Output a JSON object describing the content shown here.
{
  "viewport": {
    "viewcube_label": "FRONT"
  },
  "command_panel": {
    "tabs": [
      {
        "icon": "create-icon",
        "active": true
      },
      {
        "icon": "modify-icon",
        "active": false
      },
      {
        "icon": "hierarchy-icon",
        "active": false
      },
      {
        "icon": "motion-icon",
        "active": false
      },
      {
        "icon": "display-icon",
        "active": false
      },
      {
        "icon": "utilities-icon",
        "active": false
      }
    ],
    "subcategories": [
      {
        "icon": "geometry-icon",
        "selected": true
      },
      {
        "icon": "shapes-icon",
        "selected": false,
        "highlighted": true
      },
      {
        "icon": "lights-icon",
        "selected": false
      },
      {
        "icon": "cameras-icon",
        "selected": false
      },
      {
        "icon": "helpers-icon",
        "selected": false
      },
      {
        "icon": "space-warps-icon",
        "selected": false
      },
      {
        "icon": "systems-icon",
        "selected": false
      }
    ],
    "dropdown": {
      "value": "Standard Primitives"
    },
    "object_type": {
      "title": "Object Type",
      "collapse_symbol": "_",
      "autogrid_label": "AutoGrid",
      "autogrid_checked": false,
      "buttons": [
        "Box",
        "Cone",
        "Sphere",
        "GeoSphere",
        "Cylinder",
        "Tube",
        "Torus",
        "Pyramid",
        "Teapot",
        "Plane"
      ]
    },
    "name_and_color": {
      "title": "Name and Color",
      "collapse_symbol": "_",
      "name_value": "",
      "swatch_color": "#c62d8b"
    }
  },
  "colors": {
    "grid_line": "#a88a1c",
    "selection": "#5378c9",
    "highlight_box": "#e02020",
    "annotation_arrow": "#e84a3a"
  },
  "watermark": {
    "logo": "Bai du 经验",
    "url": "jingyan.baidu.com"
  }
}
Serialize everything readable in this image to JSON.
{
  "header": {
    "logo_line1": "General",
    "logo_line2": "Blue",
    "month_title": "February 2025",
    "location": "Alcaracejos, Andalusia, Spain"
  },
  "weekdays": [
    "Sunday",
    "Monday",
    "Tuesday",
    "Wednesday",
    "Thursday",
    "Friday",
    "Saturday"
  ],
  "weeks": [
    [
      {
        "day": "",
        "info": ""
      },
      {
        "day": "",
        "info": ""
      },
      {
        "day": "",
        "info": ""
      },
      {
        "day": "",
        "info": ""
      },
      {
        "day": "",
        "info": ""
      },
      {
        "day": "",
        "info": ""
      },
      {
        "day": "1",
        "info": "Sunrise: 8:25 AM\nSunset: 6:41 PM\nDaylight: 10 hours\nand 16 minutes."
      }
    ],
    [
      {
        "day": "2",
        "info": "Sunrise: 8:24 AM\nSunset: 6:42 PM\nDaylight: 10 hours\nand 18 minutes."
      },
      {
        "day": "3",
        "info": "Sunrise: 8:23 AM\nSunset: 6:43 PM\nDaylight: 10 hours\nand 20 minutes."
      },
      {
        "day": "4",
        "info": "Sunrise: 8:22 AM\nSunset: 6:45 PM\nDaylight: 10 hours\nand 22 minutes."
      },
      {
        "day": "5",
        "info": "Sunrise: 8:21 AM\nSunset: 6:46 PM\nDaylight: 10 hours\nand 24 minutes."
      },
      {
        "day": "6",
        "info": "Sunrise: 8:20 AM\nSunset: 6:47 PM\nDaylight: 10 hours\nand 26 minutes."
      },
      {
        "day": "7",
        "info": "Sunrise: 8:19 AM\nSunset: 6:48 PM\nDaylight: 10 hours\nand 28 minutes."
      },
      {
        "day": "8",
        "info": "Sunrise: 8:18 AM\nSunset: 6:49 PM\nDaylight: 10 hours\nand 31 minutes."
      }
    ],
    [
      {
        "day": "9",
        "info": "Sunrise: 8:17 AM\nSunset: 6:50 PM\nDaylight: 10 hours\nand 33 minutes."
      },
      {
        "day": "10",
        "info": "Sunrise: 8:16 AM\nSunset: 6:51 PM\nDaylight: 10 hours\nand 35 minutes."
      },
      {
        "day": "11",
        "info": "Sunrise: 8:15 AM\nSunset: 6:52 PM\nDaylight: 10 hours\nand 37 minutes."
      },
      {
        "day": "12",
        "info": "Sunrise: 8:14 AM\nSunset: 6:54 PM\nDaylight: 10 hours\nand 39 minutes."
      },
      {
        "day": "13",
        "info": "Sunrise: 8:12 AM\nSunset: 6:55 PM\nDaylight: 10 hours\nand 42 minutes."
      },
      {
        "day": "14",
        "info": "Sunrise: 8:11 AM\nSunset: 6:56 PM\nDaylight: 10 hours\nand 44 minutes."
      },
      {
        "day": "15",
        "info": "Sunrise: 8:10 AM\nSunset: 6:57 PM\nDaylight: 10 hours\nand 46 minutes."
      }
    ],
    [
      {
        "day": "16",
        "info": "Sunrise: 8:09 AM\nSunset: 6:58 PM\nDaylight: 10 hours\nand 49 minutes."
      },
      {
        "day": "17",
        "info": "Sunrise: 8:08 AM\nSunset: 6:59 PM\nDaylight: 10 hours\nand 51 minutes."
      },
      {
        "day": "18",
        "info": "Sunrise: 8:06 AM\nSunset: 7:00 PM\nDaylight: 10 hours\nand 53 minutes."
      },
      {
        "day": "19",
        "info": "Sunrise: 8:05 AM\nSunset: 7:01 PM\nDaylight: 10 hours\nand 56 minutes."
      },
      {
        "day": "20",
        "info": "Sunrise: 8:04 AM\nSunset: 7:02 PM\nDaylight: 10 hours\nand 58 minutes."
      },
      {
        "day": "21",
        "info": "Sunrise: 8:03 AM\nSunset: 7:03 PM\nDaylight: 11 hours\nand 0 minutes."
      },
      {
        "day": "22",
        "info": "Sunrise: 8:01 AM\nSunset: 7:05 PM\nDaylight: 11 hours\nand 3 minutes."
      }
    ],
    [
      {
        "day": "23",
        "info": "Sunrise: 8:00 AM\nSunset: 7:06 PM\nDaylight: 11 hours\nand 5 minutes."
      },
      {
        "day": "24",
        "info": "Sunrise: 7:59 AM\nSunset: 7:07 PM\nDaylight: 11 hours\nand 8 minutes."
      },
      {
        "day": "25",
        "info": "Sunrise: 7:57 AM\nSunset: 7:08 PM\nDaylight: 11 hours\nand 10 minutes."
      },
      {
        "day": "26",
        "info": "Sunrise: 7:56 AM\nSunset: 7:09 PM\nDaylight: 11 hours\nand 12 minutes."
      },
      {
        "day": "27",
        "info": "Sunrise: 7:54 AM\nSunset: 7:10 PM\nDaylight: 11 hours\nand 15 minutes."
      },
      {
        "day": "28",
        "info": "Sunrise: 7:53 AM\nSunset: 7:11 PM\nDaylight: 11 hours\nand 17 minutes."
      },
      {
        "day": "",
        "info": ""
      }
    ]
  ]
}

=====

(Aim)
In the records above, how many lines contain the word "true"? Give the number alone.

(Solution)
3